┌──
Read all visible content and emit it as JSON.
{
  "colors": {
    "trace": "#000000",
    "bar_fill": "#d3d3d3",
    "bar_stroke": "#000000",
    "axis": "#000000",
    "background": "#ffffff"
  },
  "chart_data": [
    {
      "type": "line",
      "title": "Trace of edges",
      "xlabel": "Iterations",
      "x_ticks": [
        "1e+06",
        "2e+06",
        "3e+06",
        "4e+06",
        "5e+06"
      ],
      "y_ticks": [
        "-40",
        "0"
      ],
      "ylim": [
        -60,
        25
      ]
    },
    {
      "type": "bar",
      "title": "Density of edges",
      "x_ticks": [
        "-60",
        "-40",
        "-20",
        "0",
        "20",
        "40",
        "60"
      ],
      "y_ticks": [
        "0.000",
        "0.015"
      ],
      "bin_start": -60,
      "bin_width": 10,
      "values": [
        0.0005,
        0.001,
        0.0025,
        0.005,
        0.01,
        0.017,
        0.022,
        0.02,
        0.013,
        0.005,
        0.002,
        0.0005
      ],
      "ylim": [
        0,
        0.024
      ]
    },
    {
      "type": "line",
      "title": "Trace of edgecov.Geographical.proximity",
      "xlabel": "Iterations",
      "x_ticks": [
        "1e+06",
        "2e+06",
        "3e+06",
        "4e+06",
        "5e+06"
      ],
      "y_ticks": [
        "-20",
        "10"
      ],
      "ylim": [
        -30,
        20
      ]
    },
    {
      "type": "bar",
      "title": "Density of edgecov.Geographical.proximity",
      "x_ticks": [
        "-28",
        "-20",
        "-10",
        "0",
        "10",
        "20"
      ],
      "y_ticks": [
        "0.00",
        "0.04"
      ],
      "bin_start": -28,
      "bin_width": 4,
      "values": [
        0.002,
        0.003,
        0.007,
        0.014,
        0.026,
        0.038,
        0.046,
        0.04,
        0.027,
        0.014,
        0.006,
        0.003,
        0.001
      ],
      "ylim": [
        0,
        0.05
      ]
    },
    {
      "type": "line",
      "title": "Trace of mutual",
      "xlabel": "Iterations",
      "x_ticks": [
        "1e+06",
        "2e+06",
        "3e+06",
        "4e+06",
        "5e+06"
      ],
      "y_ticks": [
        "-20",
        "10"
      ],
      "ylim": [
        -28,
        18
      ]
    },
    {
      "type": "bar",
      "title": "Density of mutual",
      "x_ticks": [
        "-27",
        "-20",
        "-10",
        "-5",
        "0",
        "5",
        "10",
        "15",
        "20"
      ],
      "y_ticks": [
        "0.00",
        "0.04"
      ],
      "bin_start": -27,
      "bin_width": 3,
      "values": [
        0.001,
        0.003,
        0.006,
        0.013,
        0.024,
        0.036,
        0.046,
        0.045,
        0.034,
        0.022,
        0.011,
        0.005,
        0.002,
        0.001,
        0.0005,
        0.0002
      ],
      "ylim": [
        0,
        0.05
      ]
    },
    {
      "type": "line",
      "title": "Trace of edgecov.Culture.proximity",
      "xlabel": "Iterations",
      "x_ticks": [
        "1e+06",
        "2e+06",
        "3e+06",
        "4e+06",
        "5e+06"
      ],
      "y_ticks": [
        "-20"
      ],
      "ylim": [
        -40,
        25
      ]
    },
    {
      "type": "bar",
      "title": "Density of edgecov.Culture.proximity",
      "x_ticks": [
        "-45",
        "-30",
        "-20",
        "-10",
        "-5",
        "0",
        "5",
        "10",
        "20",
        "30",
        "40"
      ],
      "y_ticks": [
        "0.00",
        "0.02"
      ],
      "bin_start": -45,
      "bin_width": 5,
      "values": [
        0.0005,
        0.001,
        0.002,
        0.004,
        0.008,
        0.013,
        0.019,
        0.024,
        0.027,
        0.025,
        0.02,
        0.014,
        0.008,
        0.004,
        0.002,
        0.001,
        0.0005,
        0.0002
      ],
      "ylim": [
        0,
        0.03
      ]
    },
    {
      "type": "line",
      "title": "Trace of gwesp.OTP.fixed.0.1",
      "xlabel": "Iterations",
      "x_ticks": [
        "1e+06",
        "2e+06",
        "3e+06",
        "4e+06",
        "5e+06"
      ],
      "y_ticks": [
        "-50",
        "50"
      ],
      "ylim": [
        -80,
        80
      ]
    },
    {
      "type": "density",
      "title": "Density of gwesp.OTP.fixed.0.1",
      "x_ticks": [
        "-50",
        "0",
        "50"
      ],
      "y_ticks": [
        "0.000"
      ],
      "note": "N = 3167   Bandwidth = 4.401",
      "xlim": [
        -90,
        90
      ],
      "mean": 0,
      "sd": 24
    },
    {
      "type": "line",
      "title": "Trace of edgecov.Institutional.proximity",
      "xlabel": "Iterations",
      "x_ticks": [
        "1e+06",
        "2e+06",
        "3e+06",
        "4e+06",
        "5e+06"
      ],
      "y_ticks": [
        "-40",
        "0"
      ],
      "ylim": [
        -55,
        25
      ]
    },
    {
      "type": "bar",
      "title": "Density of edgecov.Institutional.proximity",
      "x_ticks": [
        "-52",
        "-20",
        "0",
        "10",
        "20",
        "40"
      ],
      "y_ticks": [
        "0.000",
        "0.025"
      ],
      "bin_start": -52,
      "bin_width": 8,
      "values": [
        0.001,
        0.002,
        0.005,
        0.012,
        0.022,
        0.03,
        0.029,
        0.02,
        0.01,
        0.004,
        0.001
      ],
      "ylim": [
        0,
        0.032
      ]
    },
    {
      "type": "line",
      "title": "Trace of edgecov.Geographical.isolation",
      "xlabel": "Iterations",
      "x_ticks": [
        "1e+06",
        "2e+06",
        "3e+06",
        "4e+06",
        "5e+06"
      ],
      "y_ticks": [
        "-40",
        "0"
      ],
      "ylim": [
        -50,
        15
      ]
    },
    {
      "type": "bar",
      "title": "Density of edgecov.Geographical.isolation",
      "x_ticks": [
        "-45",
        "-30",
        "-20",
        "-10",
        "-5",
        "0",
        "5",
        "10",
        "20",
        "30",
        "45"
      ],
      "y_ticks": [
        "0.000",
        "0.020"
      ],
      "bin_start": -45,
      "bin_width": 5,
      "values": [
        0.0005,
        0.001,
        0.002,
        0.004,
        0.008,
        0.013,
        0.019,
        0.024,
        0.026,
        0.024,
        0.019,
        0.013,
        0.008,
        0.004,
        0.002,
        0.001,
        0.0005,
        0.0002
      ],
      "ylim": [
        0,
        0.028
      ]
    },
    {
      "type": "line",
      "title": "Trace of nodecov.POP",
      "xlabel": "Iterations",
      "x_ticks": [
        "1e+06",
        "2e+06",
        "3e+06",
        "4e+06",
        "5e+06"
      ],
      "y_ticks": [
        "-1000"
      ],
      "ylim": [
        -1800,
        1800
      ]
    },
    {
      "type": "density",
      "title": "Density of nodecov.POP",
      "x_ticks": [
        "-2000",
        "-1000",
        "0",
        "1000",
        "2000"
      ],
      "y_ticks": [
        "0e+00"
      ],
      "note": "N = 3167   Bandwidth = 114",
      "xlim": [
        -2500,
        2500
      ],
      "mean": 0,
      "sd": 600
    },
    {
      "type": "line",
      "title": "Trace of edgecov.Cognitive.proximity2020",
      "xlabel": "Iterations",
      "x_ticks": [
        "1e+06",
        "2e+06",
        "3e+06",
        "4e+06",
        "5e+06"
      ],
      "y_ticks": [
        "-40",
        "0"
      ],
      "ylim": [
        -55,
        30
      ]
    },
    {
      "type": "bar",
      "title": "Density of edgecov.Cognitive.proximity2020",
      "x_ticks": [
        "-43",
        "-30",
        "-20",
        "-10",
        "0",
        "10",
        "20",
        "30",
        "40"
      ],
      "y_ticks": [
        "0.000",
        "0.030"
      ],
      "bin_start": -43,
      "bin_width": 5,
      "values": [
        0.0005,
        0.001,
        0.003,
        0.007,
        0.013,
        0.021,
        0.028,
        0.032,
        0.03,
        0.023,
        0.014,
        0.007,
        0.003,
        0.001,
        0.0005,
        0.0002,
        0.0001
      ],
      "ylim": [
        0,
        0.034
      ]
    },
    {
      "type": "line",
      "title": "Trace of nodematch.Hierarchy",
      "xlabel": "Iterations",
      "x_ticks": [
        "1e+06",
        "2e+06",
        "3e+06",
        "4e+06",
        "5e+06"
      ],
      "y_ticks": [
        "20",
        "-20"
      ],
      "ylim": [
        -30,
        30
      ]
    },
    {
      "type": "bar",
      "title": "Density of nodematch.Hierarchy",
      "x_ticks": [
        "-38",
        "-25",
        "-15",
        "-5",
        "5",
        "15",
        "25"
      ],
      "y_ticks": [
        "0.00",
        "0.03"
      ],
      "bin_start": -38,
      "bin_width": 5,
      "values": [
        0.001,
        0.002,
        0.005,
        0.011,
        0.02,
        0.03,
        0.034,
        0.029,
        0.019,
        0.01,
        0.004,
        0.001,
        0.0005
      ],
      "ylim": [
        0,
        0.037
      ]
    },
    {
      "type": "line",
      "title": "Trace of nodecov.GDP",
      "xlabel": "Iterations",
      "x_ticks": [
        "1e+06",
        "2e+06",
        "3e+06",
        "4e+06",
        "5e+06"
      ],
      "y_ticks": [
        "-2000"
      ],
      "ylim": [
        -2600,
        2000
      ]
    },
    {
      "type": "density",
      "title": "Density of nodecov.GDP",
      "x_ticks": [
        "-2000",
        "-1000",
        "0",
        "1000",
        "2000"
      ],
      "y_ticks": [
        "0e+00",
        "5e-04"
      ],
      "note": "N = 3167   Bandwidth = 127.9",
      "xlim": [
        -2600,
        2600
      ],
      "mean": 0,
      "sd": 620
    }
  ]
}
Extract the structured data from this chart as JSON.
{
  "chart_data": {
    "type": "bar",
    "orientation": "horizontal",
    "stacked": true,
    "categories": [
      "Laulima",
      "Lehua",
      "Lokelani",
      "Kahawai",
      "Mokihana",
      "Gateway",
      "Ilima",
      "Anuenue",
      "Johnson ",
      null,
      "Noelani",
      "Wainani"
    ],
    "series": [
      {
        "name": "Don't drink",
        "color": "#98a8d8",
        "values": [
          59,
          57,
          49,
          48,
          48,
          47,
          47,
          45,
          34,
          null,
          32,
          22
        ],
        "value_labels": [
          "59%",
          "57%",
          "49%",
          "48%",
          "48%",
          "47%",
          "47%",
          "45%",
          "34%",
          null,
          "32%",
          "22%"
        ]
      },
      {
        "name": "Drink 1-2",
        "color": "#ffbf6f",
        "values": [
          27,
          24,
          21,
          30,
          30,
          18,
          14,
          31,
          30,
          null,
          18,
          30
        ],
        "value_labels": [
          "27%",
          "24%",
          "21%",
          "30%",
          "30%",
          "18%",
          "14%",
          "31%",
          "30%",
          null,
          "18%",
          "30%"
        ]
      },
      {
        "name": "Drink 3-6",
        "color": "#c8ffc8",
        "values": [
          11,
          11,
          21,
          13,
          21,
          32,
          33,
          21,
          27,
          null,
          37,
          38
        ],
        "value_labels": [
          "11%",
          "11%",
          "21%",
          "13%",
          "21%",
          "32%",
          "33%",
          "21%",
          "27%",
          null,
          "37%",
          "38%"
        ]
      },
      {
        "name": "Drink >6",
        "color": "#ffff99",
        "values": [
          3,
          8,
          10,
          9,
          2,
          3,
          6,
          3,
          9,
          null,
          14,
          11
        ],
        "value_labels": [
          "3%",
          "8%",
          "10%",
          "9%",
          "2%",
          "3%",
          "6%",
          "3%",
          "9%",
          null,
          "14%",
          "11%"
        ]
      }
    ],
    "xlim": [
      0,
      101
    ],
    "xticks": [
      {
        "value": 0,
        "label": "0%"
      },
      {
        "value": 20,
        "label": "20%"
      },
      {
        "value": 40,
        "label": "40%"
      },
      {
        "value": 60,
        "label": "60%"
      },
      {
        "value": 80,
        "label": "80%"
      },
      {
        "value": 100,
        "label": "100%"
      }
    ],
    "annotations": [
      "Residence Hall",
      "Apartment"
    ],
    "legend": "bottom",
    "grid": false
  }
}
└──
### OBJECTIVE
From the entries above, copy every line that holds the word "note".

### FINISHED EXERCISE
      "note": "N = 3167   Bandwidth = 4.401",
      "note": "N = 3167   Bandwidth = 114",
      "note": "N = 3167   Bandwidth = 127.9",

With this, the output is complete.